ENTRIES.
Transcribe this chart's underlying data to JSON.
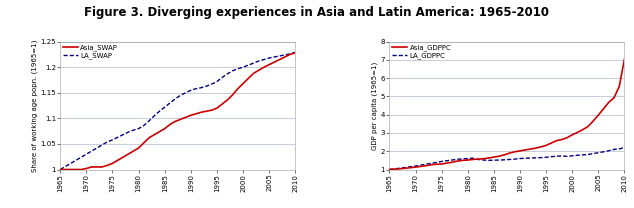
{
  "title": "Figure 3. Diverging experiences in Asia and Latin America: 1965-2010",
  "title_fontsize": 8.5,
  "years": [
    1965,
    1966,
    1967,
    1968,
    1969,
    1970,
    1971,
    1972,
    1973,
    1974,
    1975,
    1976,
    1977,
    1978,
    1979,
    1980,
    1981,
    1982,
    1983,
    1984,
    1985,
    1986,
    1987,
    1988,
    1989,
    1990,
    1991,
    1992,
    1993,
    1994,
    1995,
    1996,
    1997,
    1998,
    1999,
    2000,
    2001,
    2002,
    2003,
    2004,
    2005,
    2006,
    2007,
    2008,
    2009,
    2010
  ],
  "asia_swap": [
    1.0,
    1.0,
    1.0,
    1.0,
    1.0,
    1.002,
    1.005,
    1.005,
    1.005,
    1.008,
    1.012,
    1.018,
    1.024,
    1.03,
    1.036,
    1.042,
    1.052,
    1.062,
    1.068,
    1.074,
    1.08,
    1.088,
    1.094,
    1.098,
    1.102,
    1.106,
    1.109,
    1.112,
    1.114,
    1.116,
    1.12,
    1.128,
    1.136,
    1.146,
    1.158,
    1.168,
    1.178,
    1.188,
    1.194,
    1.2,
    1.205,
    1.21,
    1.215,
    1.22,
    1.225,
    1.228
  ],
  "la_swap": [
    1.0,
    1.006,
    1.012,
    1.018,
    1.024,
    1.03,
    1.036,
    1.042,
    1.048,
    1.054,
    1.058,
    1.063,
    1.068,
    1.073,
    1.077,
    1.08,
    1.086,
    1.095,
    1.105,
    1.114,
    1.122,
    1.13,
    1.138,
    1.145,
    1.15,
    1.155,
    1.158,
    1.16,
    1.163,
    1.167,
    1.172,
    1.18,
    1.187,
    1.193,
    1.197,
    1.2,
    1.204,
    1.208,
    1.212,
    1.215,
    1.218,
    1.22,
    1.222,
    1.224,
    1.226,
    1.229
  ],
  "asia_gdppc": [
    1.0,
    1.02,
    1.04,
    1.07,
    1.1,
    1.13,
    1.17,
    1.21,
    1.26,
    1.29,
    1.3,
    1.35,
    1.4,
    1.46,
    1.5,
    1.52,
    1.55,
    1.57,
    1.59,
    1.63,
    1.68,
    1.73,
    1.8,
    1.9,
    1.97,
    2.02,
    2.07,
    2.12,
    2.17,
    2.24,
    2.32,
    2.45,
    2.58,
    2.64,
    2.74,
    2.9,
    3.03,
    3.18,
    3.35,
    3.65,
    3.98,
    4.33,
    4.68,
    4.93,
    5.55,
    7.05
  ],
  "la_gdppc": [
    1.0,
    1.04,
    1.07,
    1.11,
    1.15,
    1.19,
    1.24,
    1.29,
    1.34,
    1.39,
    1.44,
    1.48,
    1.52,
    1.56,
    1.58,
    1.6,
    1.62,
    1.55,
    1.52,
    1.5,
    1.51,
    1.52,
    1.53,
    1.55,
    1.57,
    1.6,
    1.62,
    1.63,
    1.64,
    1.65,
    1.67,
    1.7,
    1.73,
    1.74,
    1.72,
    1.75,
    1.78,
    1.8,
    1.82,
    1.87,
    1.92,
    1.97,
    2.03,
    2.1,
    2.13,
    2.2
  ],
  "swap_ylabel": "Share of working age popn. (1965=1)",
  "gdp_ylabel": "GDP per capita (1965=1)",
  "swap_ylim": [
    1.0,
    1.25
  ],
  "gdp_ylim": [
    1.0,
    8.0
  ],
  "swap_yticks": [
    1.0,
    1.05,
    1.1,
    1.15,
    1.2,
    1.25
  ],
  "gdp_yticks": [
    1,
    2,
    3,
    4,
    5,
    6,
    7,
    8
  ],
  "xticks": [
    1965,
    1970,
    1975,
    1980,
    1985,
    1990,
    1995,
    2000,
    2005,
    2010
  ],
  "color_asia": "#cc0000",
  "color_la": "#000080",
  "bg_color": "#ffffff",
  "grid_color": "#b0b8cc",
  "label_asia_swap": "Asia_SWAP",
  "label_la_swap": "LA_SWAP",
  "label_asia_gdp": "Asia_GDPPC",
  "label_la_gdp": "LA_GDPPC"
}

WHAT TO PRODUCE. Write out the records above exactly as they stand, leaving out every picture.

RESPONSE FOR THIS EXERCISE.
Transcribe this chart's underlying data to JSON.
{
  "title": "Figure 3. Diverging experiences in Asia and Latin America: 1965-2010",
  "title_fontsize": 8.5,
  "years": [
    1965,
    1966,
    1967,
    1968,
    1969,
    1970,
    1971,
    1972,
    1973,
    1974,
    1975,
    1976,
    1977,
    1978,
    1979,
    1980,
    1981,
    1982,
    1983,
    1984,
    1985,
    1986,
    1987,
    1988,
    1989,
    1990,
    1991,
    1992,
    1993,
    1994,
    1995,
    1996,
    1997,
    1998,
    1999,
    2000,
    2001,
    2002,
    2003,
    2004,
    2005,
    2006,
    2007,
    2008,
    2009,
    2010
  ],
  "asia_swap": [
    1.0,
    1.0,
    1.0,
    1.0,
    1.0,
    1.002,
    1.005,
    1.005,
    1.005,
    1.008,
    1.012,
    1.018,
    1.024,
    1.03,
    1.036,
    1.042,
    1.052,
    1.062,
    1.068,
    1.074,
    1.08,
    1.088,
    1.094,
    1.098,
    1.102,
    1.106,
    1.109,
    1.112,
    1.114,
    1.116,
    1.12,
    1.128,
    1.136,
    1.146,
    1.158,
    1.168,
    1.178,
    1.188,
    1.194,
    1.2,
    1.205,
    1.21,
    1.215,
    1.22,
    1.225,
    1.228
  ],
  "la_swap": [
    1.0,
    1.006,
    1.012,
    1.018,
    1.024,
    1.03,
    1.036,
    1.042,
    1.048,
    1.054,
    1.058,
    1.063,
    1.068,
    1.073,
    1.077,
    1.08,
    1.086,
    1.095,
    1.105,
    1.114,
    1.122,
    1.13,
    1.138,
    1.145,
    1.15,
    1.155,
    1.158,
    1.16,
    1.163,
    1.167,
    1.172,
    1.18,
    1.187,
    1.193,
    1.197,
    1.2,
    1.204,
    1.208,
    1.212,
    1.215,
    1.218,
    1.22,
    1.222,
    1.224,
    1.226,
    1.229
  ],
  "asia_gdppc": [
    1.0,
    1.02,
    1.04,
    1.07,
    1.1,
    1.13,
    1.17,
    1.21,
    1.26,
    1.29,
    1.3,
    1.35,
    1.4,
    1.46,
    1.5,
    1.52,
    1.55,
    1.57,
    1.59,
    1.63,
    1.68,
    1.73,
    1.8,
    1.9,
    1.97,
    2.02,
    2.07,
    2.12,
    2.17,
    2.24,
    2.32,
    2.45,
    2.58,
    2.64,
    2.74,
    2.9,
    3.03,
    3.18,
    3.35,
    3.65,
    3.98,
    4.33,
    4.68,
    4.93,
    5.55,
    7.05
  ],
  "la_gdppc": [
    1.0,
    1.04,
    1.07,
    1.11,
    1.15,
    1.19,
    1.24,
    1.29,
    1.34,
    1.39,
    1.44,
    1.48,
    1.52,
    1.56,
    1.58,
    1.6,
    1.62,
    1.55,
    1.52,
    1.5,
    1.51,
    1.52,
    1.53,
    1.55,
    1.57,
    1.6,
    1.62,
    1.63,
    1.64,
    1.65,
    1.67,
    1.7,
    1.73,
    1.74,
    1.72,
    1.75,
    1.78,
    1.8,
    1.82,
    1.87,
    1.92,
    1.97,
    2.03,
    2.1,
    2.13,
    2.2
  ],
  "swap_ylabel": "Share of working age popn. (1965=1)",
  "gdp_ylabel": "GDP per capita (1965=1)",
  "swap_ylim": [
    1.0,
    1.25
  ],
  "gdp_ylim": [
    1.0,
    8.0
  ],
  "swap_yticks": [
    1.0,
    1.05,
    1.1,
    1.15,
    1.2,
    1.25
  ],
  "gdp_yticks": [
    1,
    2,
    3,
    4,
    5,
    6,
    7,
    8
  ],
  "xticks": [
    1965,
    1970,
    1975,
    1980,
    1985,
    1990,
    1995,
    2000,
    2005,
    2010
  ],
  "color_asia": "#cc0000",
  "color_la": "#000080",
  "bg_color": "#ffffff",
  "grid_color": "#b0b8cc",
  "label_asia_swap": "Asia_SWAP",
  "label_la_swap": "LA_SWAP",
  "label_asia_gdp": "Asia_GDPPC",
  "label_la_gdp": "LA_GDPPC"
}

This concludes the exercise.